───── Supplied records
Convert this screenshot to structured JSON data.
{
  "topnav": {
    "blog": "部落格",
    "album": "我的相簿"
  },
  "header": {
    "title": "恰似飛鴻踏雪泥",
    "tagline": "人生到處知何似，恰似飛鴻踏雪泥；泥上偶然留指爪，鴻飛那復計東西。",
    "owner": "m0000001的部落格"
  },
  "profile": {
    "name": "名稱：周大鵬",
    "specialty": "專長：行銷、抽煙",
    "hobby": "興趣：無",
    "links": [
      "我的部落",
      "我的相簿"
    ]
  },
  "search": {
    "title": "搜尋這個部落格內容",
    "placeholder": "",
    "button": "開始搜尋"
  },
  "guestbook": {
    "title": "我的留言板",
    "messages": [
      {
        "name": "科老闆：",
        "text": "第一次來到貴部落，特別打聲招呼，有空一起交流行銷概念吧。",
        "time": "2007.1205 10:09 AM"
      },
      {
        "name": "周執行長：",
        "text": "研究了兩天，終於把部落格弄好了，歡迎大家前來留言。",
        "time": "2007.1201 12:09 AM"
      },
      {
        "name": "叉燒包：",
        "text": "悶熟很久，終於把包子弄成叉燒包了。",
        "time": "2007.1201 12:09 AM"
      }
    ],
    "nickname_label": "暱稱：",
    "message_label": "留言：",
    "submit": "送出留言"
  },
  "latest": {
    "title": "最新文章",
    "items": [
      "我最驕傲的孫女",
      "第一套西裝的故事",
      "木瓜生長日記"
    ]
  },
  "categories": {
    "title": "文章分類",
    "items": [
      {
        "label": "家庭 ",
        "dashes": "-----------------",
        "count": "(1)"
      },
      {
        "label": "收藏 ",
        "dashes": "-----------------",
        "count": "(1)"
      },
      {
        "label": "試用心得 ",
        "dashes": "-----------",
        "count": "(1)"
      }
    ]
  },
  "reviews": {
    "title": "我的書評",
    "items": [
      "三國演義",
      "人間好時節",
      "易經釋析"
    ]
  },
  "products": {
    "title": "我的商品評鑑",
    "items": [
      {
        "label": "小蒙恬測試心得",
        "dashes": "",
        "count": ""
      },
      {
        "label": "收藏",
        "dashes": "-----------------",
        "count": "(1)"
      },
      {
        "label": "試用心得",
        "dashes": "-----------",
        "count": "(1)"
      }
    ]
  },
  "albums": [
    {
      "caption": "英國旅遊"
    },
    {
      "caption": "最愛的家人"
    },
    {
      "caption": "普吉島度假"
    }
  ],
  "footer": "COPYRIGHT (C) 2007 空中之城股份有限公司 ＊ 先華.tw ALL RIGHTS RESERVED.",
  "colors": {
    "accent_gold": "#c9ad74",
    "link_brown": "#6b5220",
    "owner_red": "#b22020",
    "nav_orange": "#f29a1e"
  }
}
──────────
*Task directions*: Show the lines of the records that contain the word "title".

*Task solution*:
    "title": "恰似飛鴻踏雪泥",
    "title": "搜尋這個部落格內容",
    "title": "我的留言板",
    "title": "最新文章",
    "title": "文章分類",
    "title": "我的書評",
    "title": "我的商品評鑑",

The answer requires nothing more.